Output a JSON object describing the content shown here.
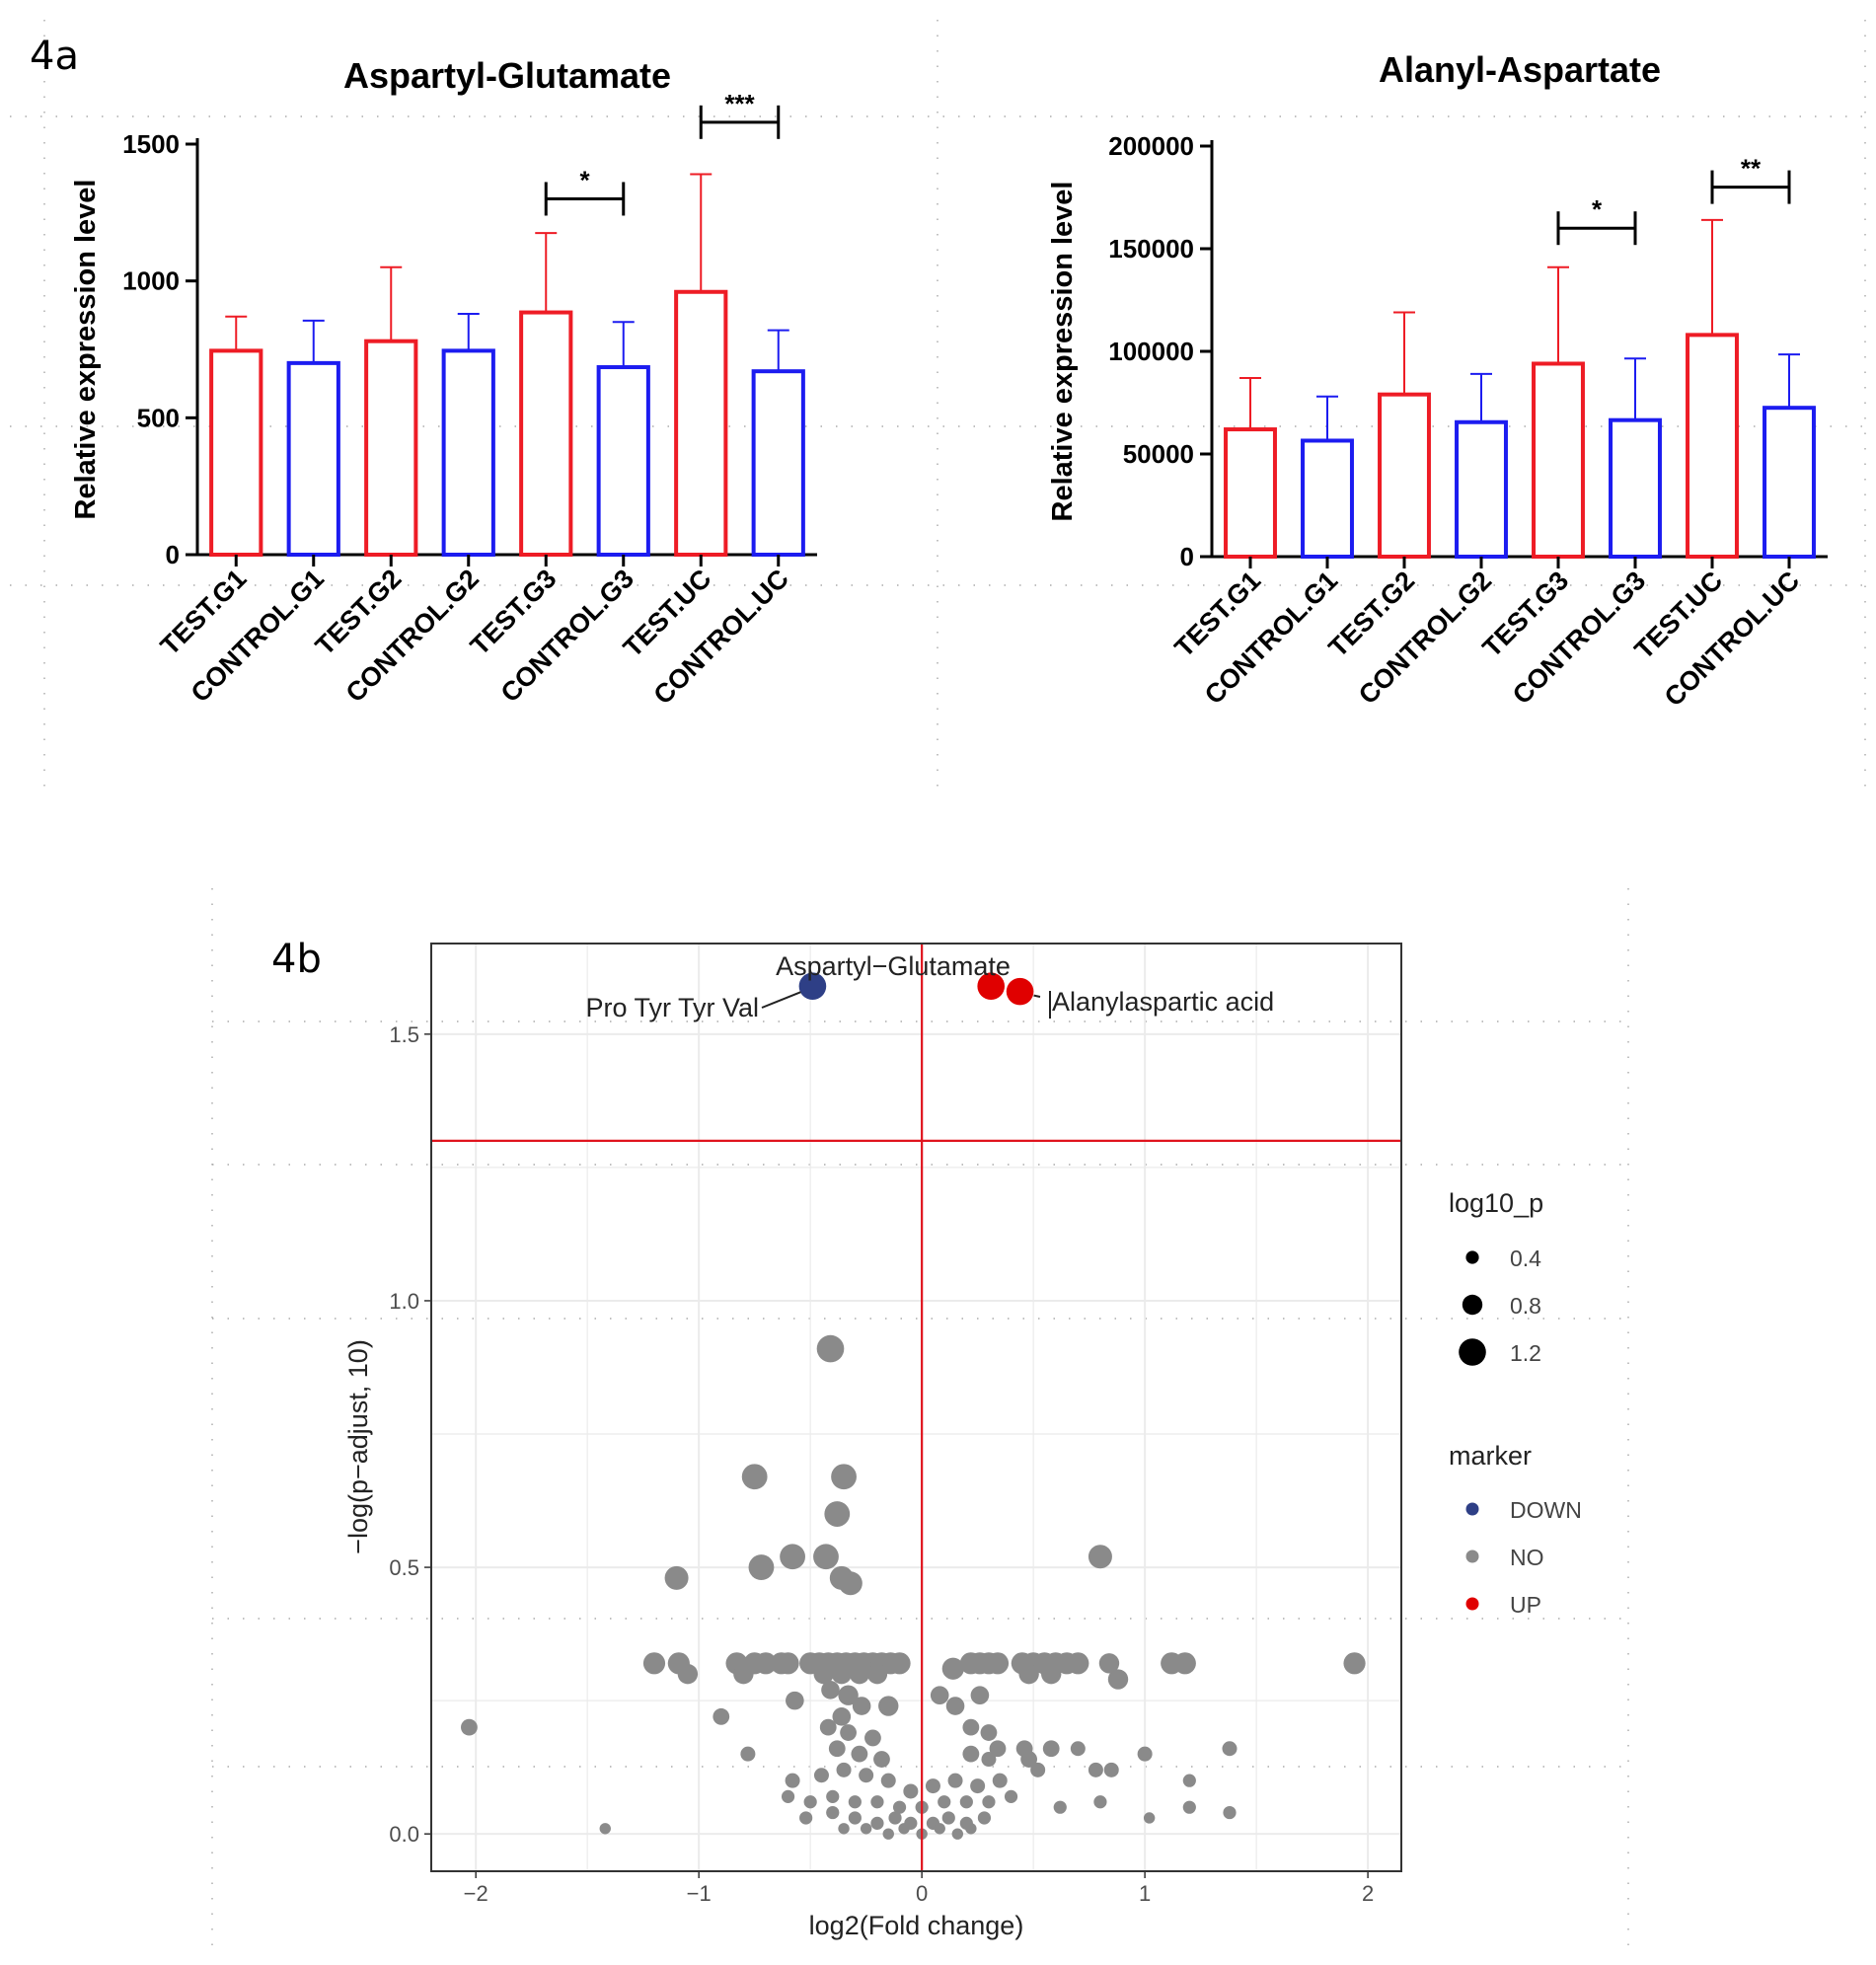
{
  "panels": {
    "a_label": "4a",
    "b_label": "4b"
  },
  "colors": {
    "test": "#ee1c25",
    "control": "#1c1cf0",
    "down": "#2e3f86",
    "no": "#8a8a8a",
    "up": "#e00000",
    "threshold": "#e0141e",
    "grid": "#ebebeb"
  },
  "chart_data": [
    {
      "type": "bar",
      "title": "Aspartyl-Glutamate",
      "xlabel": "",
      "ylabel": "Relative expression level",
      "ylim": [
        0,
        1500
      ],
      "yticks": [
        0,
        500,
        1000,
        1500
      ],
      "ytick_labels": [
        "0",
        "500",
        "1000",
        "1500"
      ],
      "categories": [
        "TEST.G1",
        "CONTROL.G1",
        "TEST.G2",
        "CONTROL.G2",
        "TEST.G3",
        "CONTROL.G3",
        "TEST.UC",
        "CONTROL.UC"
      ],
      "groups": [
        "test",
        "control",
        "test",
        "control",
        "test",
        "control",
        "test",
        "control"
      ],
      "values": [
        745,
        700,
        780,
        745,
        885,
        685,
        960,
        670
      ],
      "error_upper": [
        870,
        855,
        1050,
        880,
        1175,
        850,
        1390,
        820
      ],
      "significance": [
        {
          "from": 4,
          "to": 5,
          "y": 1300,
          "label": "*"
        },
        {
          "from": 6,
          "to": 7,
          "y": 1580,
          "label": "***"
        }
      ]
    },
    {
      "type": "bar",
      "title": "Alanyl-Aspartate",
      "xlabel": "",
      "ylabel": "Relative expression level",
      "ylim": [
        0,
        200000
      ],
      "yticks": [
        0,
        50000,
        100000,
        150000,
        200000
      ],
      "ytick_labels": [
        "0",
        "50000",
        "100000",
        "150000",
        "200000"
      ],
      "categories": [
        "TEST.G1",
        "CONTROL.G1",
        "TEST.G2",
        "CONTROL.G2",
        "TEST.G3",
        "CONTROL.G3",
        "TEST.UC",
        "CONTROL.UC"
      ],
      "groups": [
        "test",
        "control",
        "test",
        "control",
        "test",
        "control",
        "test",
        "control"
      ],
      "values": [
        62000,
        56500,
        79000,
        65500,
        94000,
        66500,
        108000,
        72500
      ],
      "error_upper": [
        87000,
        78000,
        119000,
        89000,
        141000,
        96500,
        164000,
        98500
      ],
      "significance": [
        {
          "from": 4,
          "to": 5,
          "y": 160000,
          "label": "*"
        },
        {
          "from": 6,
          "to": 7,
          "y": 180000,
          "label": "**"
        }
      ]
    },
    {
      "type": "scatter",
      "title": "",
      "xlabel": "log2(Fold change)",
      "ylabel": "−log(p−adjust, 10)",
      "xlim": [
        -2.2,
        2.15
      ],
      "ylim": [
        -0.07,
        1.67
      ],
      "xticks": [
        -2,
        -1,
        0,
        1,
        2
      ],
      "xtick_labels": [
        "−2",
        "−1",
        "0",
        "1",
        "2"
      ],
      "yticks": [
        0.0,
        0.5,
        1.0,
        1.5
      ],
      "ytick_labels": [
        "0.0",
        "0.5",
        "1.0",
        "1.5"
      ],
      "thresholds": {
        "x": 0,
        "y": 1.3
      },
      "labels": [
        {
          "text": "Aspartyl−Glutamate",
          "x": 0.38,
          "y": 1.59
        },
        {
          "text": "Pro Tyr Tyr Val",
          "x": -0.49,
          "y": 1.59
        },
        {
          "text": "Alanylaspartic acid",
          "x": 0.44,
          "y": 1.58
        }
      ],
      "legend": {
        "size_title": "log10_p",
        "sizes": [
          {
            "label": "0.4",
            "value": 0.4
          },
          {
            "label": "0.8",
            "value": 0.8
          },
          {
            "label": "1.2",
            "value": 1.2
          }
        ],
        "marker_title": "marker",
        "markers": [
          {
            "label": "DOWN",
            "key": "down"
          },
          {
            "label": "NO",
            "key": "no"
          },
          {
            "label": "UP",
            "key": "up"
          }
        ]
      },
      "points": [
        {
          "x": 0.31,
          "y": 1.59,
          "m": "up",
          "s": 1.2
        },
        {
          "x": 0.44,
          "y": 1.58,
          "m": "up",
          "s": 1.2
        },
        {
          "x": -0.49,
          "y": 1.59,
          "m": "down",
          "s": 1.2
        },
        {
          "x": -0.41,
          "y": 0.91,
          "m": "no",
          "s": 1.2
        },
        {
          "x": -0.35,
          "y": 0.67,
          "m": "no",
          "s": 1.1
        },
        {
          "x": -0.75,
          "y": 0.67,
          "m": "no",
          "s": 1.1
        },
        {
          "x": -0.38,
          "y": 0.6,
          "m": "no",
          "s": 1.1
        },
        {
          "x": -0.58,
          "y": 0.52,
          "m": "no",
          "s": 1.1
        },
        {
          "x": -0.43,
          "y": 0.52,
          "m": "no",
          "s": 1.1
        },
        {
          "x": -0.72,
          "y": 0.5,
          "m": "no",
          "s": 1.1
        },
        {
          "x": -1.1,
          "y": 0.48,
          "m": "no",
          "s": 1.0
        },
        {
          "x": -0.36,
          "y": 0.48,
          "m": "no",
          "s": 1.0
        },
        {
          "x": -0.32,
          "y": 0.47,
          "m": "no",
          "s": 1.0
        },
        {
          "x": 0.8,
          "y": 0.52,
          "m": "no",
          "s": 1.0
        },
        {
          "x": -1.2,
          "y": 0.32,
          "m": "no",
          "s": 0.9
        },
        {
          "x": -1.09,
          "y": 0.32,
          "m": "no",
          "s": 0.9
        },
        {
          "x": -1.05,
          "y": 0.3,
          "m": "no",
          "s": 0.8
        },
        {
          "x": -0.83,
          "y": 0.32,
          "m": "no",
          "s": 0.9
        },
        {
          "x": -0.8,
          "y": 0.3,
          "m": "no",
          "s": 0.8
        },
        {
          "x": -0.75,
          "y": 0.32,
          "m": "no",
          "s": 0.9
        },
        {
          "x": -0.7,
          "y": 0.32,
          "m": "no",
          "s": 0.9
        },
        {
          "x": -0.63,
          "y": 0.32,
          "m": "no",
          "s": 0.9
        },
        {
          "x": -0.6,
          "y": 0.32,
          "m": "no",
          "s": 0.9
        },
        {
          "x": -0.5,
          "y": 0.32,
          "m": "no",
          "s": 0.9
        },
        {
          "x": -0.46,
          "y": 0.32,
          "m": "no",
          "s": 0.9
        },
        {
          "x": -0.42,
          "y": 0.32,
          "m": "no",
          "s": 0.9
        },
        {
          "x": -0.38,
          "y": 0.32,
          "m": "no",
          "s": 0.9
        },
        {
          "x": -0.34,
          "y": 0.32,
          "m": "no",
          "s": 0.9
        },
        {
          "x": -0.3,
          "y": 0.32,
          "m": "no",
          "s": 0.9
        },
        {
          "x": -0.26,
          "y": 0.32,
          "m": "no",
          "s": 0.9
        },
        {
          "x": -0.22,
          "y": 0.32,
          "m": "no",
          "s": 0.9
        },
        {
          "x": -0.18,
          "y": 0.32,
          "m": "no",
          "s": 0.9
        },
        {
          "x": -0.14,
          "y": 0.32,
          "m": "no",
          "s": 0.9
        },
        {
          "x": -0.1,
          "y": 0.32,
          "m": "no",
          "s": 0.9
        },
        {
          "x": -0.44,
          "y": 0.3,
          "m": "no",
          "s": 0.8
        },
        {
          "x": -0.36,
          "y": 0.3,
          "m": "no",
          "s": 0.8
        },
        {
          "x": -0.28,
          "y": 0.3,
          "m": "no",
          "s": 0.8
        },
        {
          "x": -0.2,
          "y": 0.3,
          "m": "no",
          "s": 0.8
        },
        {
          "x": 0.14,
          "y": 0.31,
          "m": "no",
          "s": 0.9
        },
        {
          "x": 0.22,
          "y": 0.32,
          "m": "no",
          "s": 0.9
        },
        {
          "x": 0.26,
          "y": 0.32,
          "m": "no",
          "s": 0.9
        },
        {
          "x": 0.3,
          "y": 0.32,
          "m": "no",
          "s": 0.9
        },
        {
          "x": 0.34,
          "y": 0.32,
          "m": "no",
          "s": 0.9
        },
        {
          "x": 0.45,
          "y": 0.32,
          "m": "no",
          "s": 0.9
        },
        {
          "x": 0.5,
          "y": 0.32,
          "m": "no",
          "s": 0.9
        },
        {
          "x": 0.55,
          "y": 0.32,
          "m": "no",
          "s": 0.9
        },
        {
          "x": 0.6,
          "y": 0.32,
          "m": "no",
          "s": 0.9
        },
        {
          "x": 0.65,
          "y": 0.32,
          "m": "no",
          "s": 0.9
        },
        {
          "x": 0.7,
          "y": 0.32,
          "m": "no",
          "s": 0.9
        },
        {
          "x": 0.48,
          "y": 0.3,
          "m": "no",
          "s": 0.8
        },
        {
          "x": 0.58,
          "y": 0.3,
          "m": "no",
          "s": 0.8
        },
        {
          "x": 0.84,
          "y": 0.32,
          "m": "no",
          "s": 0.8
        },
        {
          "x": 0.88,
          "y": 0.29,
          "m": "no",
          "s": 0.8
        },
        {
          "x": 1.12,
          "y": 0.32,
          "m": "no",
          "s": 0.9
        },
        {
          "x": 1.18,
          "y": 0.32,
          "m": "no",
          "s": 0.9
        },
        {
          "x": 1.94,
          "y": 0.32,
          "m": "no",
          "s": 0.9
        },
        {
          "x": -0.57,
          "y": 0.25,
          "m": "no",
          "s": 0.7
        },
        {
          "x": -0.41,
          "y": 0.27,
          "m": "no",
          "s": 0.7
        },
        {
          "x": -0.33,
          "y": 0.26,
          "m": "no",
          "s": 0.8
        },
        {
          "x": -0.27,
          "y": 0.24,
          "m": "no",
          "s": 0.7
        },
        {
          "x": -0.15,
          "y": 0.24,
          "m": "no",
          "s": 0.8
        },
        {
          "x": 0.08,
          "y": 0.26,
          "m": "no",
          "s": 0.7
        },
        {
          "x": 0.15,
          "y": 0.24,
          "m": "no",
          "s": 0.7
        },
        {
          "x": 0.26,
          "y": 0.26,
          "m": "no",
          "s": 0.7
        },
        {
          "x": -0.36,
          "y": 0.22,
          "m": "no",
          "s": 0.7
        },
        {
          "x": -0.9,
          "y": 0.22,
          "m": "no",
          "s": 0.6
        },
        {
          "x": -2.03,
          "y": 0.2,
          "m": "no",
          "s": 0.6
        },
        {
          "x": -0.78,
          "y": 0.15,
          "m": "no",
          "s": 0.5
        },
        {
          "x": -0.42,
          "y": 0.2,
          "m": "no",
          "s": 0.6
        },
        {
          "x": -0.33,
          "y": 0.19,
          "m": "no",
          "s": 0.6
        },
        {
          "x": -0.22,
          "y": 0.18,
          "m": "no",
          "s": 0.6
        },
        {
          "x": -0.38,
          "y": 0.16,
          "m": "no",
          "s": 0.6
        },
        {
          "x": -0.28,
          "y": 0.15,
          "m": "no",
          "s": 0.6
        },
        {
          "x": -0.18,
          "y": 0.14,
          "m": "no",
          "s": 0.6
        },
        {
          "x": 0.22,
          "y": 0.2,
          "m": "no",
          "s": 0.6
        },
        {
          "x": 0.3,
          "y": 0.19,
          "m": "no",
          "s": 0.6
        },
        {
          "x": 0.34,
          "y": 0.16,
          "m": "no",
          "s": 0.6
        },
        {
          "x": 0.46,
          "y": 0.16,
          "m": "no",
          "s": 0.6
        },
        {
          "x": 0.48,
          "y": 0.14,
          "m": "no",
          "s": 0.6
        },
        {
          "x": 0.58,
          "y": 0.16,
          "m": "no",
          "s": 0.6
        },
        {
          "x": 0.7,
          "y": 0.16,
          "m": "no",
          "s": 0.5
        },
        {
          "x": 0.22,
          "y": 0.15,
          "m": "no",
          "s": 0.6
        },
        {
          "x": 0.3,
          "y": 0.14,
          "m": "no",
          "s": 0.5
        },
        {
          "x": 0.52,
          "y": 0.12,
          "m": "no",
          "s": 0.5
        },
        {
          "x": 0.78,
          "y": 0.12,
          "m": "no",
          "s": 0.5
        },
        {
          "x": 1.0,
          "y": 0.15,
          "m": "no",
          "s": 0.5
        },
        {
          "x": 1.38,
          "y": 0.16,
          "m": "no",
          "s": 0.5
        },
        {
          "x": 0.85,
          "y": 0.12,
          "m": "no",
          "s": 0.5
        },
        {
          "x": 1.2,
          "y": 0.1,
          "m": "no",
          "s": 0.4
        },
        {
          "x": -0.58,
          "y": 0.1,
          "m": "no",
          "s": 0.5
        },
        {
          "x": -0.45,
          "y": 0.11,
          "m": "no",
          "s": 0.5
        },
        {
          "x": -0.35,
          "y": 0.12,
          "m": "no",
          "s": 0.5
        },
        {
          "x": -0.25,
          "y": 0.11,
          "m": "no",
          "s": 0.5
        },
        {
          "x": -0.15,
          "y": 0.1,
          "m": "no",
          "s": 0.5
        },
        {
          "x": -0.05,
          "y": 0.08,
          "m": "no",
          "s": 0.5
        },
        {
          "x": 0.05,
          "y": 0.09,
          "m": "no",
          "s": 0.5
        },
        {
          "x": 0.15,
          "y": 0.1,
          "m": "no",
          "s": 0.5
        },
        {
          "x": 0.25,
          "y": 0.09,
          "m": "no",
          "s": 0.5
        },
        {
          "x": 0.35,
          "y": 0.1,
          "m": "no",
          "s": 0.5
        },
        {
          "x": -0.6,
          "y": 0.07,
          "m": "no",
          "s": 0.4
        },
        {
          "x": -0.5,
          "y": 0.06,
          "m": "no",
          "s": 0.4
        },
        {
          "x": -0.4,
          "y": 0.07,
          "m": "no",
          "s": 0.4
        },
        {
          "x": -0.3,
          "y": 0.06,
          "m": "no",
          "s": 0.4
        },
        {
          "x": -0.2,
          "y": 0.06,
          "m": "no",
          "s": 0.4
        },
        {
          "x": -0.1,
          "y": 0.05,
          "m": "no",
          "s": 0.4
        },
        {
          "x": 0.0,
          "y": 0.05,
          "m": "no",
          "s": 0.4
        },
        {
          "x": 0.1,
          "y": 0.06,
          "m": "no",
          "s": 0.4
        },
        {
          "x": 0.2,
          "y": 0.06,
          "m": "no",
          "s": 0.4
        },
        {
          "x": 0.3,
          "y": 0.06,
          "m": "no",
          "s": 0.4
        },
        {
          "x": 0.4,
          "y": 0.07,
          "m": "no",
          "s": 0.4
        },
        {
          "x": -0.52,
          "y": 0.03,
          "m": "no",
          "s": 0.4
        },
        {
          "x": -0.4,
          "y": 0.04,
          "m": "no",
          "s": 0.4
        },
        {
          "x": -0.3,
          "y": 0.03,
          "m": "no",
          "s": 0.4
        },
        {
          "x": -0.2,
          "y": 0.02,
          "m": "no",
          "s": 0.4
        },
        {
          "x": -0.12,
          "y": 0.03,
          "m": "no",
          "s": 0.4
        },
        {
          "x": -0.05,
          "y": 0.02,
          "m": "no",
          "s": 0.4
        },
        {
          "x": 0.05,
          "y": 0.02,
          "m": "no",
          "s": 0.4
        },
        {
          "x": 0.12,
          "y": 0.03,
          "m": "no",
          "s": 0.4
        },
        {
          "x": 0.2,
          "y": 0.02,
          "m": "no",
          "s": 0.4
        },
        {
          "x": 0.28,
          "y": 0.03,
          "m": "no",
          "s": 0.4
        },
        {
          "x": -0.35,
          "y": 0.01,
          "m": "no",
          "s": 0.3
        },
        {
          "x": -0.25,
          "y": 0.01,
          "m": "no",
          "s": 0.3
        },
        {
          "x": -0.15,
          "y": 0.0,
          "m": "no",
          "s": 0.3
        },
        {
          "x": -0.08,
          "y": 0.01,
          "m": "no",
          "s": 0.3
        },
        {
          "x": 0.0,
          "y": 0.0,
          "m": "no",
          "s": 0.3
        },
        {
          "x": 0.08,
          "y": 0.01,
          "m": "no",
          "s": 0.3
        },
        {
          "x": 0.16,
          "y": 0.0,
          "m": "no",
          "s": 0.3
        },
        {
          "x": 0.22,
          "y": 0.01,
          "m": "no",
          "s": 0.3
        },
        {
          "x": -1.42,
          "y": 0.01,
          "m": "no",
          "s": 0.3
        },
        {
          "x": 0.62,
          "y": 0.05,
          "m": "no",
          "s": 0.4
        },
        {
          "x": 0.8,
          "y": 0.06,
          "m": "no",
          "s": 0.4
        },
        {
          "x": 1.2,
          "y": 0.05,
          "m": "no",
          "s": 0.4
        },
        {
          "x": 1.38,
          "y": 0.04,
          "m": "no",
          "s": 0.4
        },
        {
          "x": 1.02,
          "y": 0.03,
          "m": "no",
          "s": 0.3
        }
      ]
    }
  ]
}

--------------------------------

**Set problem:** Read the data above. Pull out each line in which the string "Aspartyl" appears.

**Solution below:**
      "title": "Aspartyl-Glutamate",
          "text": "Aspartyl−Glutamate",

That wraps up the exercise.